Records from a data source:
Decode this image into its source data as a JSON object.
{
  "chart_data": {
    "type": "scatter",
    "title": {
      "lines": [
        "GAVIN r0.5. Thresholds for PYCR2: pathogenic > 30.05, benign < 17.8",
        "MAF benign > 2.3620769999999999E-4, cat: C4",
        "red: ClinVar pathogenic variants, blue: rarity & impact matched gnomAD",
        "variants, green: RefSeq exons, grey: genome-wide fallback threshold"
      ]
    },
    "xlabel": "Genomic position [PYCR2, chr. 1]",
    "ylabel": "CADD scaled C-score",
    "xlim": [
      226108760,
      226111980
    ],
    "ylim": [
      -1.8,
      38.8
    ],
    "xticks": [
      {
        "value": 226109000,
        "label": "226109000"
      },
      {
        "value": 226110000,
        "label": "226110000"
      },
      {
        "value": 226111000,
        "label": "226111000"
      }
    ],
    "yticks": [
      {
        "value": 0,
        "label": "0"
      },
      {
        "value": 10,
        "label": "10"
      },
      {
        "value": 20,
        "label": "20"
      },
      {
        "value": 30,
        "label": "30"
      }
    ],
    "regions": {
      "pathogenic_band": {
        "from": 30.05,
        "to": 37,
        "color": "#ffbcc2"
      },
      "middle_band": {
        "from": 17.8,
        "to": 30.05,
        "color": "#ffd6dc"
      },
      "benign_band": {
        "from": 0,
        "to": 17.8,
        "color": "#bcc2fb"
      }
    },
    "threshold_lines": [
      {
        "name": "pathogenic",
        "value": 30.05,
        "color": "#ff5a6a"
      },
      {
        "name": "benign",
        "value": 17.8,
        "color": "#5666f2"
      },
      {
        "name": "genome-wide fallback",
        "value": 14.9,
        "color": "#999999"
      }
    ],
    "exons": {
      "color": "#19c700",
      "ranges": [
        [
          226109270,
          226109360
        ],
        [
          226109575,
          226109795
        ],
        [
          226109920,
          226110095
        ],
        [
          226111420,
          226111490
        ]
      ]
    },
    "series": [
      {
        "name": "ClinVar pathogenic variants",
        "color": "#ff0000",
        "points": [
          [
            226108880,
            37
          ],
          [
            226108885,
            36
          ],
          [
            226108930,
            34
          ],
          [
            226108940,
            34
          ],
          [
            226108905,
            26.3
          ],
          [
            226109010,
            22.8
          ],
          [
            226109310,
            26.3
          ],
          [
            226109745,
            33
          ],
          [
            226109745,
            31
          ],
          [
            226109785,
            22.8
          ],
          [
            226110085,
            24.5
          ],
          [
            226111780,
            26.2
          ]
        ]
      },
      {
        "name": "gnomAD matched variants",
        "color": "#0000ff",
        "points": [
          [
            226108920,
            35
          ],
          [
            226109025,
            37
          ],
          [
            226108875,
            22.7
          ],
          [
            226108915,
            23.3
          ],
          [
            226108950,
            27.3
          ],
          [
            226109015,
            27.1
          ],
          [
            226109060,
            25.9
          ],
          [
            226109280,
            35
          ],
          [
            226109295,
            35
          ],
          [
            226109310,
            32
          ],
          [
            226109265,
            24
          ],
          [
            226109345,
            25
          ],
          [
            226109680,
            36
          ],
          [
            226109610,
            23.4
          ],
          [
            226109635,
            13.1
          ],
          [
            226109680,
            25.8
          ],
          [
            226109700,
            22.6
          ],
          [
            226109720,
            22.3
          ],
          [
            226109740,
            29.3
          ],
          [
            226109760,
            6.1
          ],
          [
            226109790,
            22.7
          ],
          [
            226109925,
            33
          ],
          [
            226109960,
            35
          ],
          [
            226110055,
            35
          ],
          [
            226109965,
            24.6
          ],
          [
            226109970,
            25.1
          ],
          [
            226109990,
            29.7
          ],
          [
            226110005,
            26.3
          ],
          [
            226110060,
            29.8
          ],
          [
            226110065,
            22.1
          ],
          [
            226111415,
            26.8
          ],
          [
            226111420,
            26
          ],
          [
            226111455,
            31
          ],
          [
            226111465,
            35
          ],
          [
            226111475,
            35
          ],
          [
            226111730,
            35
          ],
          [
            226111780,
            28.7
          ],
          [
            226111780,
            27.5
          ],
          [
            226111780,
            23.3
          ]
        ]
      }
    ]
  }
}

● **EXERCISE INSTRUCTIONS**:
Among the lines above, find those that contain the word "exons" and copy them.

● **RESPONSE**:
        "variants, green: RefSeq exons, grey: genome-wide fallback threshold"
    "exons": {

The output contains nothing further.